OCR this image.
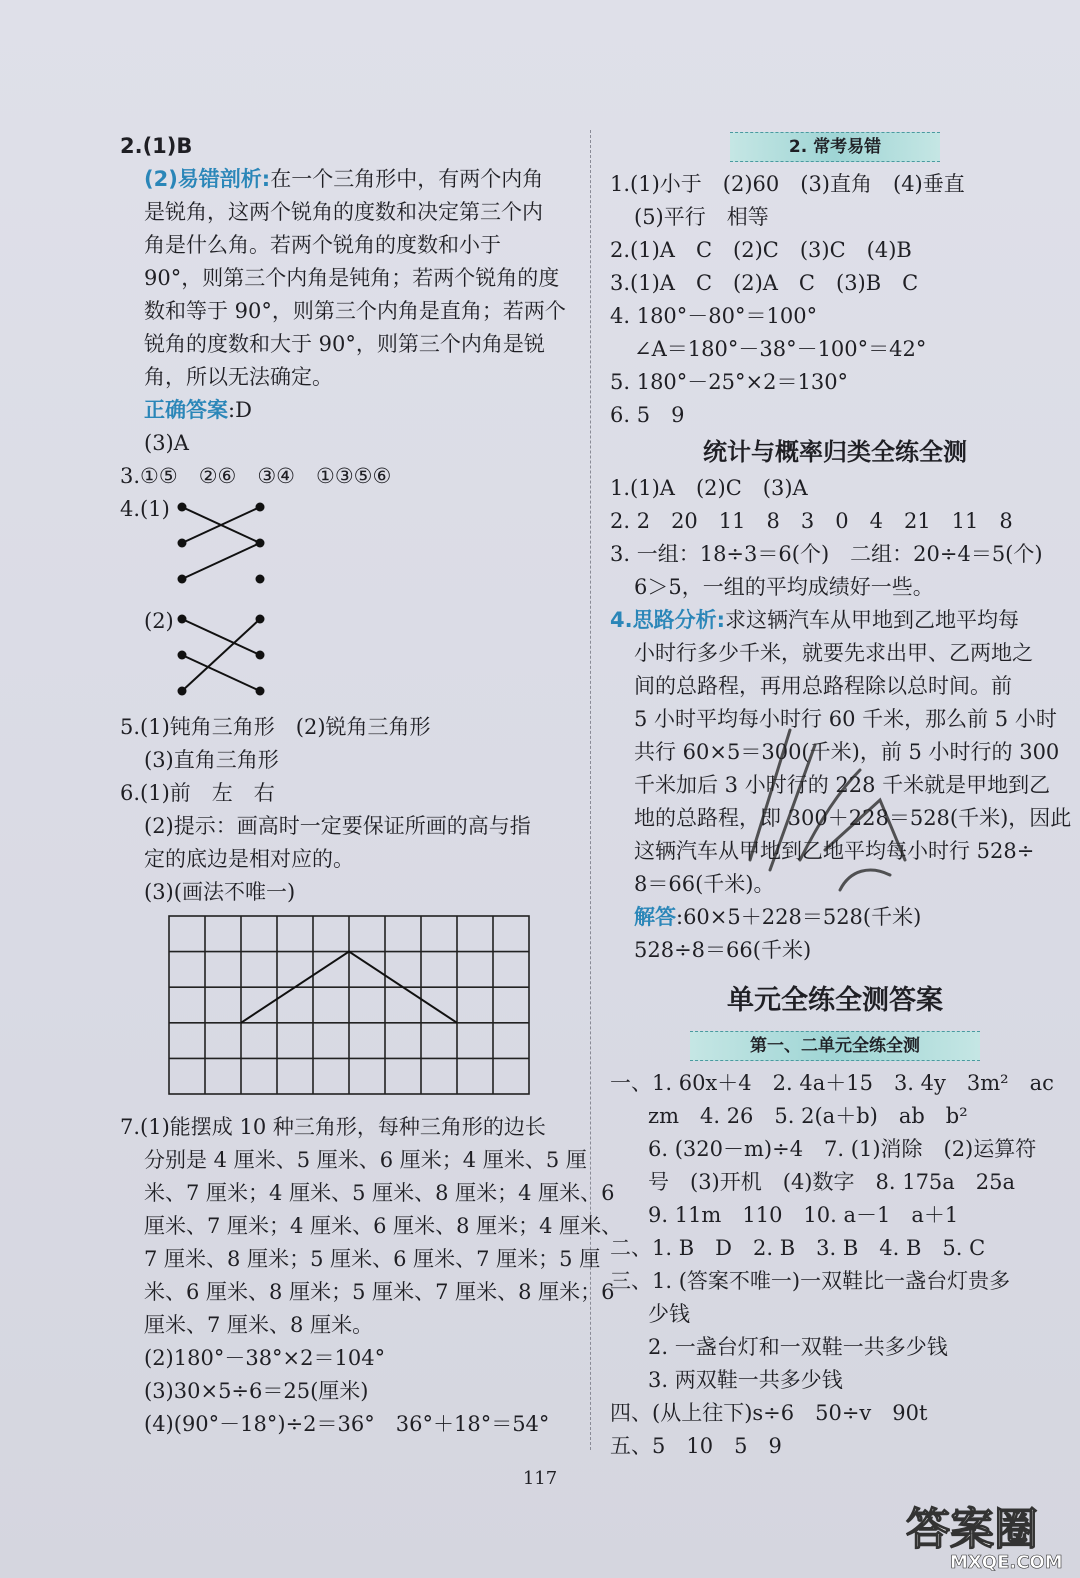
2.(1)B
(2)易错剖析:在一个三角形中，有两个内角
是锐角，这两个锐角的度数和决定第三个内
角是什么角。若两个锐角的度数和小于
90°，则第三个内角是钝角；若两个锐角的度
数和等于 90°，则第三个内角是直角；若两个
锐角的度数和大于 90°，则第三个内角是锐
角，所以无法确定。
正确答案:D
(3)A
3.①⑤　②⑥　③④　①③⑤⑥
4.(1)
(2)
5.(1)钝角三角形　(2)锐角三角形
(3)直角三角形
6.(1)前　左　右
(2)提示：画高时一定要保证所画的高与指
定的底边是相对应的。
(3)(画法不唯一)
7.(1)能摆成 10 种三角形，每种三角形的边长
分别是 4 厘米、5 厘米、6 厘米；4 厘米、5 厘
米、7 厘米；4 厘米、5 厘米、8 厘米；4 厘米、6
厘米、7 厘米；4 厘米、6 厘米、8 厘米；4 厘米、
7 厘米、8 厘米；5 厘米、6 厘米、7 厘米；5 厘
米、6 厘米、8 厘米；5 厘米、7 厘米、8 厘米；6
厘米、7 厘米、8 厘米。
(2)180°－38°×2＝104°
(3)30×5÷6＝25(厘米)
(4)(90°－18°)÷2＝36°　36°＋18°＝54°
2. 常考易错
1.(1)小于　(2)60　(3)直角　(4)垂直
(5)平行　相等
2.(1)A　C　(2)C　(3)C　(4)B
3.(1)A　C　(2)A　C　(3)B　C
4. 180°－80°＝100°
∠A＝180°－38°－100°＝42°
5. 180°－25°×2＝130°
6. 5　9
统计与概率归类全练全测
1.(1)A　(2)C　(3)A
2. 2　20　11　8　3　0　4　21　11　8
3. 一组：18÷3＝6(个)　二组：20÷4＝5(个)
6＞5，一组的平均成绩好一些。
4.思路分析:求这辆汽车从甲地到乙地平均每
小时行多少千米，就要先求出甲、乙两地之
间的总路程，再用总路程除以总时间。前
5 小时平均每小时行 60 千米，那么前 5 小时
共行 60×5＝300(千米)，前 5 小时行的 300
千米加后 3 小时行的 228 千米就是甲地到乙
地的总路程，即 300＋228＝528(千米)，因此
这辆汽车从甲地到乙地平均每小时行 528÷
8＝66(千米)。
解答:60×5＋228＝528(千米)
528÷8＝66(千米)
单元全练全测答案
第一、二单元全练全测
一、1. 60x＋4　2. 4a＋15　3. 4y　3m²　ac
zm　4. 26　5. 2(a＋b)　ab　b²
6. (320－m)÷4　7. (1)消除　(2)运算符
号　(3)开机　(4)数字　8. 175a　25a
9. 11m　110　10. a－1　a＋1
二、1. B　D　2. B　3. B　4. B　5. C
三、1. (答案不唯一)一双鞋比一盏台灯贵多
少钱
2. 一盏台灯和一双鞋一共多少钱
3. 两双鞋一共多少钱
四、(从上往下)s÷6　50÷v　90t
五、5　10　5　9
117
答案圈
MXQE.COM
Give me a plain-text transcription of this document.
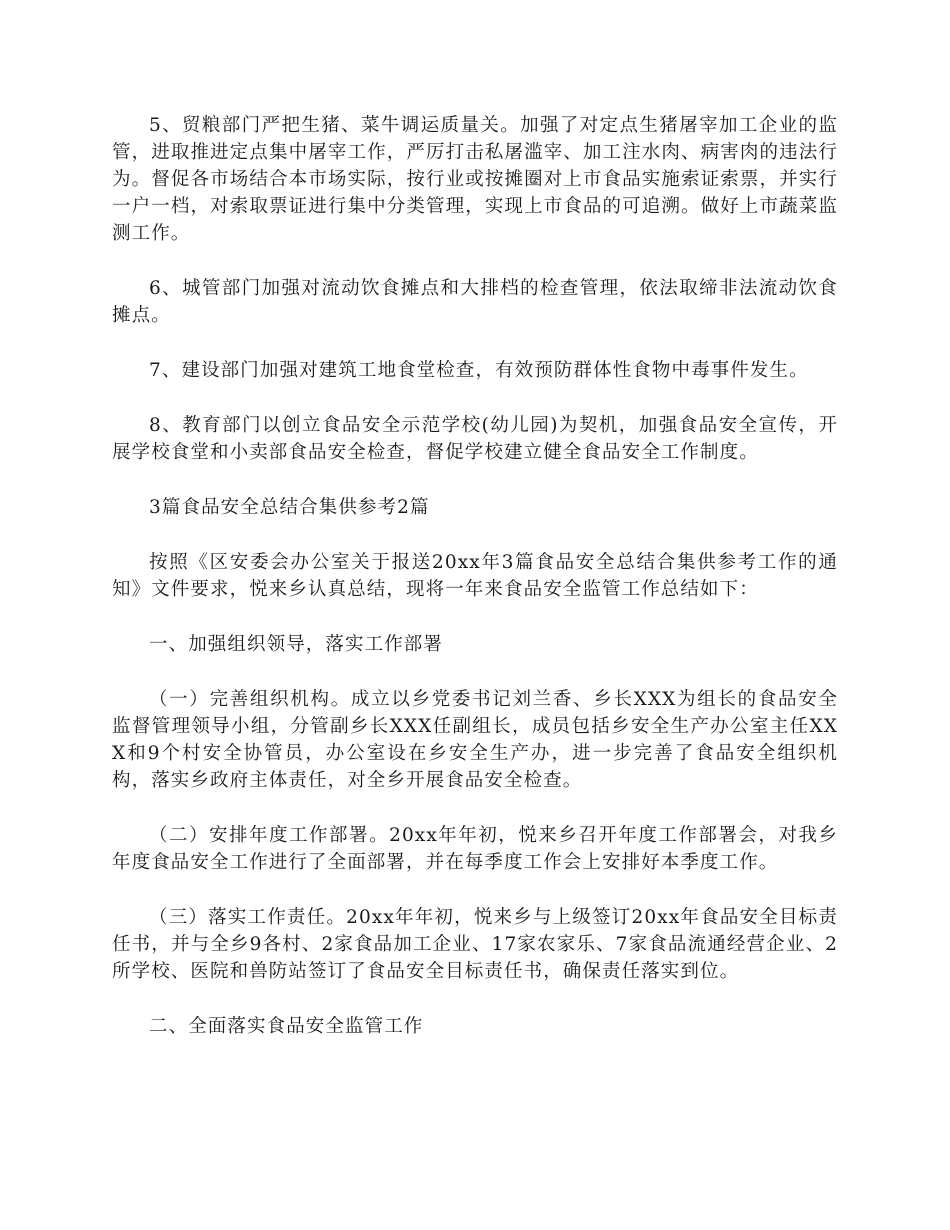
5、贸粮部门严把生猪、菜牛调运质量关。加强了对定点生猪屠宰加工企业的监管，进取推进定点集中屠宰工作，严厉打击私屠滥宰、加工注水肉、病害肉的违法行为。督促各市场结合本市场实际，按行业或按摊圈对上市食品实施索证索票，并实行一户一档，对索取票证进行集中分类管理，实现上市食品的可追溯。做好上市蔬菜监测工作。

6、城管部门加强对流动饮食摊点和大排档的检查管理，依法取缔非法流动饮食摊点。

7、建设部门加强对建筑工地食堂检查，有效预防群体性食物中毒事件发生。

8、教育部门以创立食品安全示范学校(幼儿园)为契机，加强食品安全宣传，开展学校食堂和小卖部食品安全检查，督促学校建立健全食品安全工作制度。

3篇食品安全总结合集供参考2篇

按照《区安委会办公室关于报送20xx年3篇食品安全总结合集供参考工作的通知》文件要求，悦来乡认真总结，现将一年来食品安全监管工作总结如下：

一、加强组织领导，落实工作部署

（一）完善组织机构。成立以乡党委书记刘兰香、乡长XXX为组长的食品安全监督管理领导小组，分管副乡长XXX任副组长，成员包括乡安全生产办公室主任XXX和9个村安全协管员，办公室设在乡安全生产办，进一步完善了食品安全组织机构，落实乡政府主体责任，对全乡开展食品安全检查。

（二）安排年度工作部署。20xx年年初，悦来乡召开年度工作部署会，对我乡年度食品安全工作进行了全面部署，并在每季度工作会上安排好本季度工作。

（三）落实工作责任。20xx年年初，悦来乡与上级签订20xx年食品安全目标责任书，并与全乡9各村、2家食品加工企业、17家农家乐、7家食品流通经营企业、2所学校、医院和兽防站签订了食品安全目标责任书，确保责任落实到位。

二、全面落实食品安全监管工作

* [Set exercise]
Quote every record above exactly, leaving out the pictures.

* [Written response]
OCR this image.
2.(1)B
(2)易错剖析:在一个三角形中，有两个内角
是锐角，这两个锐角的度数和决定第三个内
角是什么角。若两个锐角的度数和小于
90°，则第三个内角是钝角；若两个锐角的度
数和等于 90°，则第三个内角是直角；若两个
锐角的度数和大于 90°，则第三个内角是锐
角，所以无法确定。
正确答案:D
(3)A
3.①⑤　②⑥　③④　①③⑤⑥
4.(1)
(2)
5.(1)钝角三角形　(2)锐角三角形
(3)直角三角形
6.(1)前　左　右
(2)提示：画高时一定要保证所画的高与指
定的底边是相对应的。
(3)(画法不唯一)
7.(1)能摆成 10 种三角形，每种三角形的边长
分别是 4 厘米、5 厘米、6 厘米；4 厘米、5 厘
米、7 厘米；4 厘米、5 厘米、8 厘米；4 厘米、6
厘米、7 厘米；4 厘米、6 厘米、8 厘米；4 厘米、
7 厘米、8 厘米；5 厘米、6 厘米、7 厘米；5 厘
米、6 厘米、8 厘米；5 厘米、7 厘米、8 厘米；6
厘米、7 厘米、8 厘米。
(2)180°－38°×2＝104°
(3)30×5÷6＝25(厘米)
(4)(90°－18°)÷2＝36°　36°＋18°＝54°
2. 常考易错
1.(1)小于　(2)60　(3)直角　(4)垂直
(5)平行　相等
2.(1)A　C　(2)C　(3)C　(4)B
3.(1)A　C　(2)A　C　(3)B　C
4. 180°－80°＝100°
∠A＝180°－38°－100°＝42°
5. 180°－25°×2＝130°
6. 5　9
统计与概率归类全练全测
1.(1)A　(2)C　(3)A
2. 2　20　11　8　3　0　4　21　11　8
3. 一组：18÷3＝6(个)　二组：20÷4＝5(个)
6＞5，一组的平均成绩好一些。
4.思路分析:求这辆汽车从甲地到乙地平均每
小时行多少千米，就要先求出甲、乙两地之
间的总路程，再用总路程除以总时间。前
5 小时平均每小时行 60 千米，那么前 5 小时
共行 60×5＝300(千米)，前 5 小时行的 300
千米加后 3 小时行的 228 千米就是甲地到乙
地的总路程，即 300＋228＝528(千米)，因此
这辆汽车从甲地到乙地平均每小时行 528÷
8＝66(千米)。
解答:60×5＋228＝528(千米)
528÷8＝66(千米)
单元全练全测答案
第一、二单元全练全测
一、1. 60x＋4　2. 4a＋15　3. 4y　3m²　ac
zm　4. 26　5. 2(a＋b)　ab　b²
6. (320－m)÷4　7. (1)消除　(2)运算符
号　(3)开机　(4)数字　8. 175a　25a
9. 11m　110　10. a－1　a＋1
二、1. B　D　2. B　3. B　4. B　5. C
三、1. (答案不唯一)一双鞋比一盏台灯贵多
少钱
2. 一盏台灯和一双鞋一共多少钱
3. 两双鞋一共多少钱
四、(从上往下)s÷6　50÷v　90t
五、5　10　5　9
117
答案圈
MXQE.COM
Give me a plain-text transcription of this document.
5、贸粮部门严把生猪、菜牛调运质量关。加强了对定点生猪屠宰加工企业的监管，进取推进定点集中屠宰工作，严厉打击私屠滥宰、加工注水肉、病害肉的违法行为。督促各市场结合本市场实际，按行业或按摊圈对上市食品实施索证索票，并实行一户一档，对索取票证进行集中分类管理，实现上市食品的可追溯。做好上市蔬菜监测工作。

6、城管部门加强对流动饮食摊点和大排档的检查管理，依法取缔非法流动饮食摊点。

7、建设部门加强对建筑工地食堂检查，有效预防群体性食物中毒事件发生。

8、教育部门以创立食品安全示范学校(幼儿园)为契机，加强食品安全宣传，开展学校食堂和小卖部食品安全检查，督促学校建立健全食品安全工作制度。

3篇食品安全总结合集供参考2篇

按照《区安委会办公室关于报送20xx年3篇食品安全总结合集供参考工作的通知》文件要求，悦来乡认真总结，现将一年来食品安全监管工作总结如下：

一、加强组织领导，落实工作部署

（一）完善组织机构。成立以乡党委书记刘兰香、乡长XXX为组长的食品安全监督管理领导小组，分管副乡长XXX任副组长，成员包括乡安全生产办公室主任XXX和9个村安全协管员，办公室设在乡安全生产办，进一步完善了食品安全组织机构，落实乡政府主体责任，对全乡开展食品安全检查。

（二）安排年度工作部署。20xx年年初，悦来乡召开年度工作部署会，对我乡年度食品安全工作进行了全面部署，并在每季度工作会上安排好本季度工作。

（三）落实工作责任。20xx年年初，悦来乡与上级签订20xx年食品安全目标责任书，并与全乡9各村、2家食品加工企业、17家农家乐、7家食品流通经营企业、2所学校、医院和兽防站签订了食品安全目标责任书，确保责任落实到位。

二、全面落实食品安全监管工作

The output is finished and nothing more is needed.